▶ _SOURCE DOCUMENT_:
A partial archive of discourse.wicg.io as of Saturday February 24, 2024.

Should “Progressive Enhancement” address limited hardware as well?


Progressive enhancement revolves around the principle of creating websites that are accessible and usable in all browsers. However, with the recent advent of Firefox OS devices, the “limiting factor” becomes not the browser (which is on par with modern mobile browsers, afaik), but the device’s hardware. A recent Ars Technica article demonstrates this: Ars’s 900KB website performs awfully on the new $35 Firefox OS device.

It makes sense to me to expand the meaning of Progressive Enhancement to cover not only limited browsers, but limited hardware as well. The implementation of this extension would be centered around minimizing the work that the browser has to perform to render the page, e.g. don’t load and execute all the JavaScript files at once and don’t request all the page’s resources (images, webfonts, etc.) at once; rather perform these tasks in iterations and adjust them to match the browser’s performance.


I’m pretty much convinced that the answer to that should be yes, but I’m not yet convinced what are the best mechanisms that we can add that would enable us to do that.

As you say, current “cutting the mustard” techniques rely on the fact that the browser is old, but with FirefoxOS devices, that’s no longer the case. I was at Velocity NYC and a few talks were very much related to this subject. Tim Kadlec had a great talk about delivering Web sites to third world countries where a majority of devices are likely to choke on simple things like a large number of images. Daniel Espeset had a great talk about measuring JS parsing and execution times, and how they take forever on low end devices.

▶ _EXTRACTED ENTRIES_:
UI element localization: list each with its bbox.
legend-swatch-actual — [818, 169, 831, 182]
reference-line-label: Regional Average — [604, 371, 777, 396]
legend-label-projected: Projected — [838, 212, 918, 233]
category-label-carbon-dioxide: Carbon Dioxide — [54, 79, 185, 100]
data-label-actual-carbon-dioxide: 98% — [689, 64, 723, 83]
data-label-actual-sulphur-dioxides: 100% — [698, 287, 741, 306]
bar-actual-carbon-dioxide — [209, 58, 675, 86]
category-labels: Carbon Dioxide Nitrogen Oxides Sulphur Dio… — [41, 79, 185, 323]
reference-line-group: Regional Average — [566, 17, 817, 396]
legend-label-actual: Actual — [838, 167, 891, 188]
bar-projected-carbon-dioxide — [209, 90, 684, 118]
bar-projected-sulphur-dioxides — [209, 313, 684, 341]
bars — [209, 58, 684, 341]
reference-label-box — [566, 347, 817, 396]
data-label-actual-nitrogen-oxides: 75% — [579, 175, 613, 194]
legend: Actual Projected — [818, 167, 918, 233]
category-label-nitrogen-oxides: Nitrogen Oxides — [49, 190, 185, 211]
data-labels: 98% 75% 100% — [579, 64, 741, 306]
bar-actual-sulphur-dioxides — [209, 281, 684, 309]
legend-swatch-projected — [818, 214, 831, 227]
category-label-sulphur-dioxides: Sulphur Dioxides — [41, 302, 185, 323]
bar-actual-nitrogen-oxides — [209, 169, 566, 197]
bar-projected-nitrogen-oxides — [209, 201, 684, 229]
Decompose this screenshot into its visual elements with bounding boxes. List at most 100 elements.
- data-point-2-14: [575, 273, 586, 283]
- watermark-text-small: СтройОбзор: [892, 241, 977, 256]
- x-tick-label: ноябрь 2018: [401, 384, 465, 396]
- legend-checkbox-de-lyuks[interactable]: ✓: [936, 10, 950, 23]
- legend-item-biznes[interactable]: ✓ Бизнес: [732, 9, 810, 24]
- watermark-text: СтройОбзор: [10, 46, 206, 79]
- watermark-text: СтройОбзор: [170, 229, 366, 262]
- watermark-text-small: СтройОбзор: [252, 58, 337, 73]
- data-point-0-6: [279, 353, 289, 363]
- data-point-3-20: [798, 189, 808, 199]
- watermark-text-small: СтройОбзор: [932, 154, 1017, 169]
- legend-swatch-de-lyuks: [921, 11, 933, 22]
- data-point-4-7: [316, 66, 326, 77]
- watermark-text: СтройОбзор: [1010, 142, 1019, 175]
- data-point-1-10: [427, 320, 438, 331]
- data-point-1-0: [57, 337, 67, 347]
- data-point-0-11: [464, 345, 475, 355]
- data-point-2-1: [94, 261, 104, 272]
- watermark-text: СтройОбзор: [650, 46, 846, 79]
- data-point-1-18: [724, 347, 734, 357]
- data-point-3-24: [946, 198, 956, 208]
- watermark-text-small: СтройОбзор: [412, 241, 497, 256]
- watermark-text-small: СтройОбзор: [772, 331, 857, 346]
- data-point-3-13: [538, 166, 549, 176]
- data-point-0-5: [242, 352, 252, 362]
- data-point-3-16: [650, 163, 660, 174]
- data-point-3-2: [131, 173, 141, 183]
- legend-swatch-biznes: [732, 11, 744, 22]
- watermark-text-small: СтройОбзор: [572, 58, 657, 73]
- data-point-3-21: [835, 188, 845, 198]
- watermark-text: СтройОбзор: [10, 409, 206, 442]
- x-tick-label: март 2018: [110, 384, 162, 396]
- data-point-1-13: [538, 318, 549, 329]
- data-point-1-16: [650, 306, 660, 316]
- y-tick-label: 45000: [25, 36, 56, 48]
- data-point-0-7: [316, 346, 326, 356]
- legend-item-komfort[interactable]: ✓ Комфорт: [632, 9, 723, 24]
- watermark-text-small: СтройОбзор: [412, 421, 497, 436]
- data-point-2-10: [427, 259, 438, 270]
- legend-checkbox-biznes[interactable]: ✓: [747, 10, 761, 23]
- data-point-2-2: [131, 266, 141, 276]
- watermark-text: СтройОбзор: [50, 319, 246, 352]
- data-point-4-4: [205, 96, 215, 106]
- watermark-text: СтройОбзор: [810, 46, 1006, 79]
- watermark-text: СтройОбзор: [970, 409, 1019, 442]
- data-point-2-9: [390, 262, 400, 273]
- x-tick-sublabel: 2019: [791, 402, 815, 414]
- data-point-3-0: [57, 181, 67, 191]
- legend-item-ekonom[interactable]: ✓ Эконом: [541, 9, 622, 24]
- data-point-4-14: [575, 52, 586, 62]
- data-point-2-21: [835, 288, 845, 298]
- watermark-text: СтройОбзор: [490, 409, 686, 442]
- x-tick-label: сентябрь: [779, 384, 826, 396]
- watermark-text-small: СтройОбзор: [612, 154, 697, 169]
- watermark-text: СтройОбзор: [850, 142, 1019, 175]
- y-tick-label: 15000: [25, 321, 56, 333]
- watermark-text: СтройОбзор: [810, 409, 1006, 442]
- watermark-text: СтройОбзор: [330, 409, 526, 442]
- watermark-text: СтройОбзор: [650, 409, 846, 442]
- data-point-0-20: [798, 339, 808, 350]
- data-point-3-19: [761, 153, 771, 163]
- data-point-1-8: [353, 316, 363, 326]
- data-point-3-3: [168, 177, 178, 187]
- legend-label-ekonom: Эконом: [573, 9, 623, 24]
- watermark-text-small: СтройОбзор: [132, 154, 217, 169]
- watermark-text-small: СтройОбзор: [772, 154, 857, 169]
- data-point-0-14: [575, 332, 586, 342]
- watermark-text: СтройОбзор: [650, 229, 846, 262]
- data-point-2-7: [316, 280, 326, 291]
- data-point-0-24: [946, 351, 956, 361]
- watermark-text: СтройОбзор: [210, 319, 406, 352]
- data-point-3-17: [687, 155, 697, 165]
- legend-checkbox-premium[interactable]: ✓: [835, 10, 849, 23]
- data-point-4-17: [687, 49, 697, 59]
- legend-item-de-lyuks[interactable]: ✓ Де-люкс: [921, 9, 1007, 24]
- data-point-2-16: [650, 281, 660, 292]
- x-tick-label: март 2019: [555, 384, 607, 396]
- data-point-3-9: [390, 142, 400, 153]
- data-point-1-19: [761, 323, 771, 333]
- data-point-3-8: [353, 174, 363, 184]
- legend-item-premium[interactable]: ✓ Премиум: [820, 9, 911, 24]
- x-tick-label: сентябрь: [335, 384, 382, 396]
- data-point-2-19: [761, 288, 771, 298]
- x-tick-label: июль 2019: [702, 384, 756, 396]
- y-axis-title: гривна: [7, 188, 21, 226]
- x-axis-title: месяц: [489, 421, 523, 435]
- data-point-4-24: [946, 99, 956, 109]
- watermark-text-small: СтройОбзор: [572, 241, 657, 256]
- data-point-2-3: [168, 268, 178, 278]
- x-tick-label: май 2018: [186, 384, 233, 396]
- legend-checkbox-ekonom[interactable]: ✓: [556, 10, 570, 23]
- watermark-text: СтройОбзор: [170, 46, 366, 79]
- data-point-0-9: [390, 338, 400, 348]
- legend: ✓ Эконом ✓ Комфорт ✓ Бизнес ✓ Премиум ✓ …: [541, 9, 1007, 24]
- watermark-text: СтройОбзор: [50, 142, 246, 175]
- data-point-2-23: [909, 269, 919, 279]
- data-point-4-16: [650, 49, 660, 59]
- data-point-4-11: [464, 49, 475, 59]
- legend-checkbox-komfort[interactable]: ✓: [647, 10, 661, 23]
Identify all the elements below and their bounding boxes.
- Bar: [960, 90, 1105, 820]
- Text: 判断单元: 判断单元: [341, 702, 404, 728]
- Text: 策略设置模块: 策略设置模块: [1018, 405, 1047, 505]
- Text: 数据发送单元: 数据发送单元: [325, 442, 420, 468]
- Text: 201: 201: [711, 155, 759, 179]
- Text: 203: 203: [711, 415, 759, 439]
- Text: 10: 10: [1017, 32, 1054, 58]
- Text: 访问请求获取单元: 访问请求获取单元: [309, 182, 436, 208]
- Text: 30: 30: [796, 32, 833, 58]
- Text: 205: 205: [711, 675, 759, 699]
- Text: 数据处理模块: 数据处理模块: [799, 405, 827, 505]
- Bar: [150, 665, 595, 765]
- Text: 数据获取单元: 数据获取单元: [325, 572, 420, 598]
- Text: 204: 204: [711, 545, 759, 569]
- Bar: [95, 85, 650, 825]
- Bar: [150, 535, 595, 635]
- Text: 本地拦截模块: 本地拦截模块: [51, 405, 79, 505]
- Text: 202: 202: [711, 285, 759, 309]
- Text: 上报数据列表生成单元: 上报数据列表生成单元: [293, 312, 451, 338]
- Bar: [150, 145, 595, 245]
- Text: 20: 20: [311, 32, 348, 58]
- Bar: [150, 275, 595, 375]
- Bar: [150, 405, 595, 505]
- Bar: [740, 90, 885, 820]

▶ _EXERCISE TASKS_:
**a.** Answer these questions about the progressive enhancement discussion:
(i) How large is the Ars Technica website that performs poorly on the new Firefox OS device?
(ii) What does the price of that Firefox OS device come to?
(iii) What did Daniel Espeset's talk measure?
**b.** Reproduce the progressive enhancement discussion from "I’m pretty much" to "low end devices.".

▶ _RESULTS OF THE EXERCISE_:
**a.**
(i) 900KB
(ii) $35
(iii) JS parsing and execution times

**b.**
I’m pretty much convinced that the answer to that should be yes, but I’m not yet convinced what are the best mechanisms that we can add that would enable us to do that.

As you say, current “cutting the mustard” techniques rely on the fact that the browser is old, but with FirefoxOS devices, that’s no longer the case. I was at Velocity NYC and a few talks were very much related to this subject. Tim Kadlec had a great talk about delivering Web sites to third world countries where a majority of devices are likely to choke on simple things like a large number of images. Daniel Espeset had a great talk about measuring JS parsing and execution times, and how they take forever on low end devices.